── Working data ──

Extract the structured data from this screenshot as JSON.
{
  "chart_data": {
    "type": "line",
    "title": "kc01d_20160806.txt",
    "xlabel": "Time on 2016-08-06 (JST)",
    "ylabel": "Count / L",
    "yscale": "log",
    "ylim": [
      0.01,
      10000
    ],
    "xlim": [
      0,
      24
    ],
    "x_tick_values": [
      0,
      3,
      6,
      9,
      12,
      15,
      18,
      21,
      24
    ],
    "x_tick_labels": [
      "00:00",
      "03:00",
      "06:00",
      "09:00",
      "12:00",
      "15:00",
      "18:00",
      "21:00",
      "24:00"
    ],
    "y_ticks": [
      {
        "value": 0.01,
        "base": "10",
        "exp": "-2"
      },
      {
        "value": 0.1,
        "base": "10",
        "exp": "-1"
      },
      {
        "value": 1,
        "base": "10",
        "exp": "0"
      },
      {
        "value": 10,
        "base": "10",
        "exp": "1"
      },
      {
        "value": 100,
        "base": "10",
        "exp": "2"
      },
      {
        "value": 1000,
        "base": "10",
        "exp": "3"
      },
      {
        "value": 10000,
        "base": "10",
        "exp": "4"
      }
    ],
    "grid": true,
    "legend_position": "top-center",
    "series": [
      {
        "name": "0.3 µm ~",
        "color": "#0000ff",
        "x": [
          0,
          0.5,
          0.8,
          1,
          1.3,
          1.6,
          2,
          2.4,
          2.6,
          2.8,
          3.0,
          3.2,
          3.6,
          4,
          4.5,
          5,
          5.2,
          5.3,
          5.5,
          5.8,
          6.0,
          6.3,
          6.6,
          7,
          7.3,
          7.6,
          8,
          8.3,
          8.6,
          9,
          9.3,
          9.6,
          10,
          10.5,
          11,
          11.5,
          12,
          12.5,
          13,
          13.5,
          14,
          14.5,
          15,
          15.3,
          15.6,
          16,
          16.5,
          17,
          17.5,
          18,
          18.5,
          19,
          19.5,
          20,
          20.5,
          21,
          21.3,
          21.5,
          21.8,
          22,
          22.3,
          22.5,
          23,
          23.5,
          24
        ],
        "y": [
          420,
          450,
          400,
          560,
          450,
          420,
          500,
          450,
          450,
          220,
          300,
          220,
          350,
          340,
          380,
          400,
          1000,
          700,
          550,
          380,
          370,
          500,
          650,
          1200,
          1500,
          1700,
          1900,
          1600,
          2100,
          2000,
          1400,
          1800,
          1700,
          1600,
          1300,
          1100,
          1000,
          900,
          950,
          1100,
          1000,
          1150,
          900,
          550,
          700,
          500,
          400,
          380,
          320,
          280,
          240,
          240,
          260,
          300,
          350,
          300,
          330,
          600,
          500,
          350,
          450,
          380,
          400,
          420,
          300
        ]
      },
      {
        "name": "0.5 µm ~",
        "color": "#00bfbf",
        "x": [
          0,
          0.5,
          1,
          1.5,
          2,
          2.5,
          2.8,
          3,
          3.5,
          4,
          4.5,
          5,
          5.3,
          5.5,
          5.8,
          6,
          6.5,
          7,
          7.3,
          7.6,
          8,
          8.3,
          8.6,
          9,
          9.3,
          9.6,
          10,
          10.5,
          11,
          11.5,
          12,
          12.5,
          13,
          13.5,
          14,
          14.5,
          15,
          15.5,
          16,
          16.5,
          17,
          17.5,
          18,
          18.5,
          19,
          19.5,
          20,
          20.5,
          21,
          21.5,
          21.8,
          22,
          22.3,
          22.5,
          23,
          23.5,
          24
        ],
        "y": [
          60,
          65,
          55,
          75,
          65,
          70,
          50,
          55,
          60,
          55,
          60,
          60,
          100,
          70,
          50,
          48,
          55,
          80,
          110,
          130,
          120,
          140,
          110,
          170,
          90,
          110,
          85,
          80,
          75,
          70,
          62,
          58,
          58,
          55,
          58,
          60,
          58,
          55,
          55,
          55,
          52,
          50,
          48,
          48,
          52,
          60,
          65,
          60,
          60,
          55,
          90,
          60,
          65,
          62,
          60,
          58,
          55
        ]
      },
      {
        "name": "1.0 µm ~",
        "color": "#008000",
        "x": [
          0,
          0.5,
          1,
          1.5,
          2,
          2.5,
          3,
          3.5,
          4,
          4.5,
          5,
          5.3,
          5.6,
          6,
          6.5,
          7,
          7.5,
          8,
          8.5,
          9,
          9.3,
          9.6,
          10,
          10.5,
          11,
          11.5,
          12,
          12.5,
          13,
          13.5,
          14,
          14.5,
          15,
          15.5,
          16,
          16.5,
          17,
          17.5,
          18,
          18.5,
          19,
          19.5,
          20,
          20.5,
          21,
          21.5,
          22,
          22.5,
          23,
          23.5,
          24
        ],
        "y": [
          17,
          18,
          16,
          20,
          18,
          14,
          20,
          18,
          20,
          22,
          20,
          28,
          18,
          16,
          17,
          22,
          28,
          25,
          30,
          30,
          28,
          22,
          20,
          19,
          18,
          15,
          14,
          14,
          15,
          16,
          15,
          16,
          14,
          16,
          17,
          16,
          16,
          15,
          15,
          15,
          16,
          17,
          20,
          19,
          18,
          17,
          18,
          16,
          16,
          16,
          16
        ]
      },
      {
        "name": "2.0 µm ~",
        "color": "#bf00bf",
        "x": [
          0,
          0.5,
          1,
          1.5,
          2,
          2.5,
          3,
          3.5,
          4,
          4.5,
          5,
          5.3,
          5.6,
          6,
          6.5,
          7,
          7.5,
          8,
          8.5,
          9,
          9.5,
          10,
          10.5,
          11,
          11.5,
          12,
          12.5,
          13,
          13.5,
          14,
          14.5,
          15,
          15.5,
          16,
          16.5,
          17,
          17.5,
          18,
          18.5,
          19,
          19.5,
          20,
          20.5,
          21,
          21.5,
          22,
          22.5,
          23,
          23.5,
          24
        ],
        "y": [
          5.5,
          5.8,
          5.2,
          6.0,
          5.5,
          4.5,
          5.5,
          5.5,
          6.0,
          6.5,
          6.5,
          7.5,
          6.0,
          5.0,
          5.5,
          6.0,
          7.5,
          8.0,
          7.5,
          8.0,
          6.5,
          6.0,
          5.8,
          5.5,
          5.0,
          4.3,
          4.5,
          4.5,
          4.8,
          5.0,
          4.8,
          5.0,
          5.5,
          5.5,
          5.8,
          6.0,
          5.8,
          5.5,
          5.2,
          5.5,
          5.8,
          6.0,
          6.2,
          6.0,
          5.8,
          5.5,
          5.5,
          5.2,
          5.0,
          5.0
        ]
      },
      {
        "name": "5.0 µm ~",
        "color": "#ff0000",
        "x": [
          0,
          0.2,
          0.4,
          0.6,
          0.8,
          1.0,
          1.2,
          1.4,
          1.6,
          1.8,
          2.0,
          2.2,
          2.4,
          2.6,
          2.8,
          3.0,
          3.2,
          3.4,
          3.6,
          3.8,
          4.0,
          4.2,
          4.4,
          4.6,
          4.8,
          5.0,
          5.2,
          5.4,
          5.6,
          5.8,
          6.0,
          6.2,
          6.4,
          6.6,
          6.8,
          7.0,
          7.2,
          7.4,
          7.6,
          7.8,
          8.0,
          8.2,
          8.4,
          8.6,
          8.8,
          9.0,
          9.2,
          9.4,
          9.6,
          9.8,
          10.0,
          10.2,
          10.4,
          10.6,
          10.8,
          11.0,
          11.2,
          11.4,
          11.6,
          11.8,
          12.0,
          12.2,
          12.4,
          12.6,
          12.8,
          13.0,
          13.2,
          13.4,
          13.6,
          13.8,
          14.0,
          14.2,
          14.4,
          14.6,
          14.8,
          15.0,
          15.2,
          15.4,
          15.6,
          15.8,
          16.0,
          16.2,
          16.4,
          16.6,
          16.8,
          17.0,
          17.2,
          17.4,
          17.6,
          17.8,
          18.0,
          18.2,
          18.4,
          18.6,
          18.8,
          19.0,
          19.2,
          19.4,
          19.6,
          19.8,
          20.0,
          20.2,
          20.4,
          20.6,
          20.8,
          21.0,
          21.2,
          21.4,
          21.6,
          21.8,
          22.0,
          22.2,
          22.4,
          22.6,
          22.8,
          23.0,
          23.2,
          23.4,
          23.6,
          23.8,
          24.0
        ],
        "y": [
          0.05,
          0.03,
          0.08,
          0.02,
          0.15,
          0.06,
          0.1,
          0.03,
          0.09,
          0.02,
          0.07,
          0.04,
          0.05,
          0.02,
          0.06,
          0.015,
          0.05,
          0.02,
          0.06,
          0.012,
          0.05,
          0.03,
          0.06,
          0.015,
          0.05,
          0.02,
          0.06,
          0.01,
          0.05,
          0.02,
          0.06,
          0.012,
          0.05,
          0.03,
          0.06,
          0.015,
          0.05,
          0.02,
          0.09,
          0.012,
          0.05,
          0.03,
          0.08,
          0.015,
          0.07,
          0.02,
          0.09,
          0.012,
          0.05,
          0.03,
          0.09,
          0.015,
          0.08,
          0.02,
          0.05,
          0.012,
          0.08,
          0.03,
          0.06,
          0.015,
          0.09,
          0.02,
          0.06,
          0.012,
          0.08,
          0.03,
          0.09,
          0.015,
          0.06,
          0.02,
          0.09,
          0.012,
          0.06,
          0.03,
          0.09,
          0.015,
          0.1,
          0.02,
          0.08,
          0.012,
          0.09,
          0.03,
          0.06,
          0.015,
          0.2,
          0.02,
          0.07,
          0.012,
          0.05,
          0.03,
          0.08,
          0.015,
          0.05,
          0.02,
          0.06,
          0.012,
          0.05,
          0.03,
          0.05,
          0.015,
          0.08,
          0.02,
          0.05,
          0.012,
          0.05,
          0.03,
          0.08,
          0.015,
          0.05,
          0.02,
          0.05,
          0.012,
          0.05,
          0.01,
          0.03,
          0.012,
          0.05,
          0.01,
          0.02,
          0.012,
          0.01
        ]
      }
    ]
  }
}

───

## Task goal
Copy all lines from the listing that contain "name".

## Solution to this problem
        "name": "0.3 µm ~",
        "name": "0.5 µm ~",
        "name": "1.0 µm ~",
        "name": "2.0 µm ~",
        "name": "5.0 µm ~",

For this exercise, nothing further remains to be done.